For antiquers and day-trippers looking for a one-of-a-kind shopping experience, Lexington has dozens of antique dealers and specialty shops.

“The combination of what we have is what no one else has,” said Anne Crume, executive director of the Lexington Area Chamber of Commerce.

Upcoming events include “What A Girl Wants” Spring Ladies Night Out sponsored by Downtown Merchants on April 20, 3-9 pm, and Heritage Days Festival, June 7-9.

Runner-up: Weston, MO


HISTORIC SITE
Swan River Museum
12 E. Peoria
Paola, KS
913-294-4940
www.miamicountykansashistory.org

The Swan River Museum is the official source of Miami County, KS historical information. The Hunt-Russell Research Library, which is part of the museum, receives official records for the county.

The museum displays historical artifacts, some relating to the tragic “Trail of Death” forced march of Potawatomie Indians, plus vintage clothing, quilts, early tools, toys, furniture, books and magazines. Through April 29, the Swan River Museum is host to the Smithsonian Traveling Exhibit Between Fences.

“It appealed to us,” said Pat Fox, a township director and exhibit chairperson, “because we’re small town America and it’s about fences and what creates them — geography, race, religion, ethnic, borders — and being a cultural exhibit, it is designed to get people to know the past and what fences tell us now. It should draw communities together.”
+++
EXERCISE TASK 1 -
In the text on local attractions, what is the name of the research library that is part of the Swan River Museum?
EXERCISE TASK 2 -
Copy word for word the stretch of the text on local attractions from "Runner-up: Weston, MO" through "for the county.".
The material comes from a source unrelated to the text on local attractions.

AVAILABLE DATA -
+++
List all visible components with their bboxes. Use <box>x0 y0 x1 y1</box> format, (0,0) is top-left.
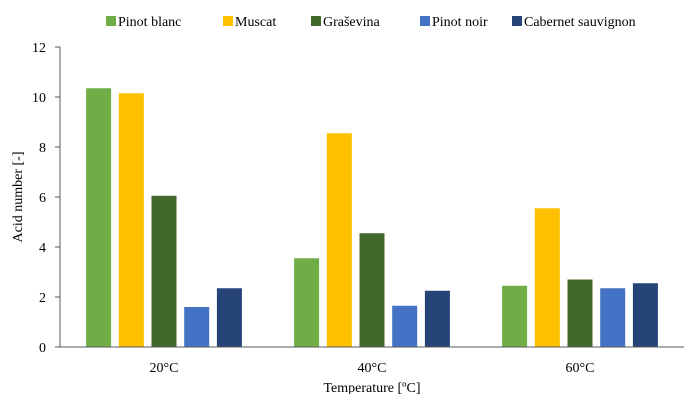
+++
PROBLEM SOLUTION 1 -
The Hunt-Russell Research Library.

PROBLEM SOLUTION 2 -
Runner-up: Weston, MO


HISTORIC SITE
Swan River Museum
12 E. Peoria
Paola, KS
913-294-4940
www.miamicountykansashistory.org

The Swan River Museum is the official source of Miami County, KS historical information. The Hunt-Russell Research Library, which is part of the museum, receives official records for the county.